>> BEGIN GIVEN DATA

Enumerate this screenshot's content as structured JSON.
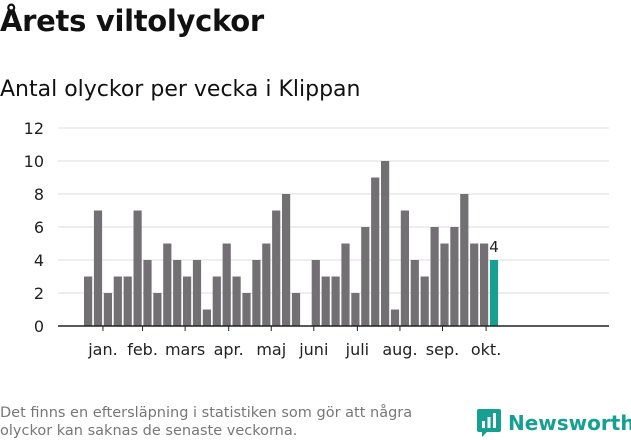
{
  "header": {
    "title": "Årets viltolyckor",
    "subtitle": "Antal olyckor per vecka i Klippan"
  },
  "footer": {
    "note": "Det finns en eftersläpning i statistiken som gör att några olyckor kan saknas de senaste veckorna.",
    "brand": "Newsworthy"
  },
  "colors": {
    "bar": "#737074",
    "highlight": "#17a092",
    "grid": "#dcdcdc",
    "axis": "#222222",
    "text": "#222222"
  },
  "chart_data": {
    "type": "bar",
    "title": "Antal olyckor per vecka i Klippan",
    "xlabel": "",
    "ylabel": "",
    "ylim": [
      0,
      12
    ],
    "yticks": [
      0,
      2,
      4,
      6,
      8,
      10,
      12
    ],
    "grid": true,
    "week_slots": 44,
    "values": [
      3,
      7,
      2,
      3,
      3,
      7,
      4,
      2,
      5,
      4,
      3,
      4,
      1,
      3,
      5,
      3,
      2,
      4,
      5,
      7,
      8,
      2,
      null,
      4,
      3,
      3,
      5,
      2,
      6,
      9,
      10,
      1,
      7,
      4,
      3,
      6,
      5,
      6,
      8,
      5,
      5,
      4
    ],
    "highlight": {
      "index": 41,
      "label": "4"
    },
    "month_labels": [
      {
        "label": "jan.",
        "week": 1.5
      },
      {
        "label": "feb.",
        "week": 5.5
      },
      {
        "label": "mars",
        "week": 9.8
      },
      {
        "label": "apr.",
        "week": 14.2
      },
      {
        "label": "maj",
        "week": 18.5
      },
      {
        "label": "juni",
        "week": 22.8
      },
      {
        "label": "juli",
        "week": 27.2
      },
      {
        "label": "aug.",
        "week": 31.5
      },
      {
        "label": "sep.",
        "week": 35.8
      },
      {
        "label": "okt.",
        "week": 40.2
      }
    ]
  }
}
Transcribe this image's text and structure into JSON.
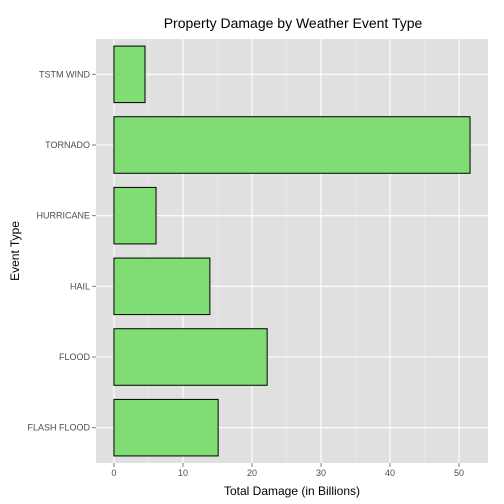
{
  "chart_data": {
    "type": "bar",
    "orientation": "horizontal",
    "title": "Property Damage by Weather Event Type",
    "xlabel": "Total Damage (in Billions)",
    "ylabel": "Event Type",
    "categories": [
      "FLASH FLOOD",
      "FLOOD",
      "HAIL",
      "HURRICANE",
      "TORNADO",
      "TSTM WIND"
    ],
    "values": [
      15.1,
      22.2,
      13.9,
      6.1,
      51.6,
      4.5
    ],
    "xlim": [
      -2.6,
      54.2
    ],
    "xticks": [
      0,
      10,
      20,
      30,
      40,
      50
    ],
    "grid": true,
    "colors": {
      "bar_fill": "#7fdd74",
      "bar_stroke": "#000000",
      "panel_bg": "#e0e0e0",
      "grid_major": "#ffffff",
      "grid_minor": "#ebebeb"
    }
  }
}
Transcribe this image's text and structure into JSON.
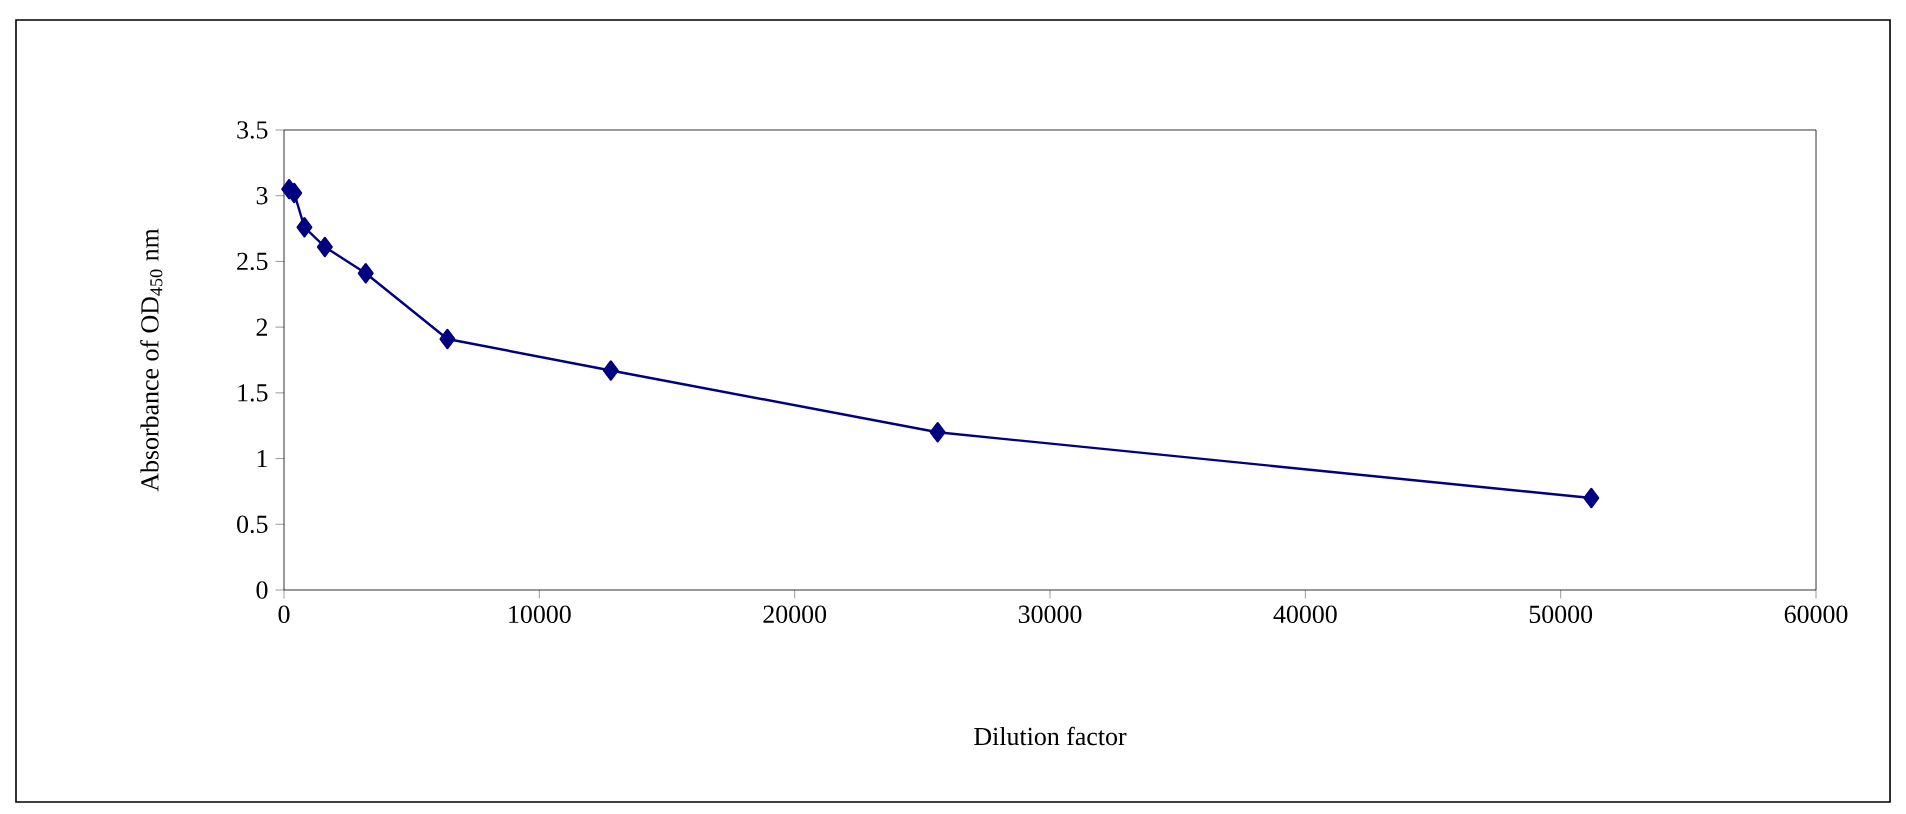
{
  "chart_data": {
    "type": "line",
    "xlabel": "Dilution factor",
    "ylabel": "Absorbance of OD$_{450}$ nm",
    "x": [
      200,
      400,
      800,
      1600,
      3200,
      6400,
      12800,
      25600,
      51200
    ],
    "series": [
      {
        "color": "#000080",
        "values": [
          3.05,
          3.02,
          2.76,
          2.61,
          2.41,
          1.91,
          1.67,
          1.2,
          0.7
        ]
      }
    ],
    "xlim": [
      0,
      60000
    ],
    "xticks": [
      0,
      10000,
      20000,
      30000,
      40000,
      50000,
      60000
    ],
    "ylim": [
      0,
      3.5
    ],
    "yticks": [
      0,
      0.5,
      1,
      1.5,
      2,
      2.5,
      3,
      3.5
    ],
    "grid": false,
    "marker": "diamond",
    "line_style": "solid"
  }
}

>> END GIVEN DATA

__PROBLEM REQUIREMENTS__. Images in the data above are to be skipped. Retype all other material exactly.

__ANSWER BELOW__.
Enumerate this screenshot's content as structured JSON.
{
  "header": {
    "title": "Årets viltolyckor",
    "subtitle": "Antal olyckor per vecka i Klippan"
  },
  "footer": {
    "note": "Det finns en eftersläpning i statistiken som gör att några olyckor kan saknas de senaste veckorna.",
    "brand": "Newsworthy"
  },
  "colors": {
    "bar": "#737074",
    "highlight": "#17a092",
    "grid": "#dcdcdc",
    "axis": "#222222",
    "text": "#222222"
  },
  "chart_data": {
    "type": "bar",
    "title": "Antal olyckor per vecka i Klippan",
    "xlabel": "",
    "ylabel": "",
    "ylim": [
      0,
      12
    ],
    "yticks": [
      0,
      2,
      4,
      6,
      8,
      10,
      12
    ],
    "grid": true,
    "week_slots": 44,
    "values": [
      3,
      7,
      2,
      3,
      3,
      7,
      4,
      2,
      5,
      4,
      3,
      4,
      1,
      3,
      5,
      3,
      2,
      4,
      5,
      7,
      8,
      2,
      null,
      4,
      3,
      3,
      5,
      2,
      6,
      9,
      10,
      1,
      7,
      4,
      3,
      6,
      5,
      6,
      8,
      5,
      5,
      4
    ],
    "highlight": {
      "index": 41,
      "label": "4"
    },
    "month_labels": [
      {
        "label": "jan.",
        "week": 1.5
      },
      {
        "label": "feb.",
        "week": 5.5
      },
      {
        "label": "mars",
        "week": 9.8
      },
      {
        "label": "apr.",
        "week": 14.2
      },
      {
        "label": "maj",
        "week": 18.5
      },
      {
        "label": "juni",
        "week": 22.8
      },
      {
        "label": "juli",
        "week": 27.2
      },
      {
        "label": "aug.",
        "week": 31.5
      },
      {
        "label": "sep.",
        "week": 35.8
      },
      {
        "label": "okt.",
        "week": 40.2
      }
    ]
  }
}
Transcribe this image's text and structure into JSON.
{
  "chart_data": {
    "type": "bar",
    "orientation": "horizontal",
    "title": "Property Damage by Weather Event Type",
    "xlabel": "Total Damage (in Billions)",
    "ylabel": "Event Type",
    "categories": [
      "FLASH FLOOD",
      "FLOOD",
      "HAIL",
      "HURRICANE",
      "TORNADO",
      "TSTM WIND"
    ],
    "values": [
      15.1,
      22.2,
      13.9,
      6.1,
      51.6,
      4.5
    ],
    "xlim": [
      -2.6,
      54.2
    ],
    "xticks": [
      0,
      10,
      20,
      30,
      40,
      50
    ],
    "grid": true,
    "colors": {
      "bar_fill": "#7fdd74",
      "bar_stroke": "#000000",
      "panel_bg": "#e0e0e0",
      "grid_major": "#ffffff",
      "grid_minor": "#ebebeb"
    }
  }
}
Transcribe this image's text and structure into JSON.
{
  "chart_data": {
    "type": "line",
    "xlabel": "Dilution factor",
    "ylabel": "Absorbance of OD$_{450}$ nm",
    "x": [
      200,
      400,
      800,
      1600,
      3200,
      6400,
      12800,
      25600,
      51200
    ],
    "series": [
      {
        "color": "#000080",
        "values": [
          3.05,
          3.02,
          2.76,
          2.61,
          2.41,
          1.91,
          1.67,
          1.2,
          0.7
        ]
      }
    ],
    "xlim": [
      0,
      60000
    ],
    "xticks": [
      0,
      10000,
      20000,
      30000,
      40000,
      50000,
      60000
    ],
    "ylim": [
      0,
      3.5
    ],
    "yticks": [
      0,
      0.5,
      1,
      1.5,
      2,
      2.5,
      3,
      3.5
    ],
    "grid": false,
    "marker": "diamond",
    "line_style": "solid"
  }
}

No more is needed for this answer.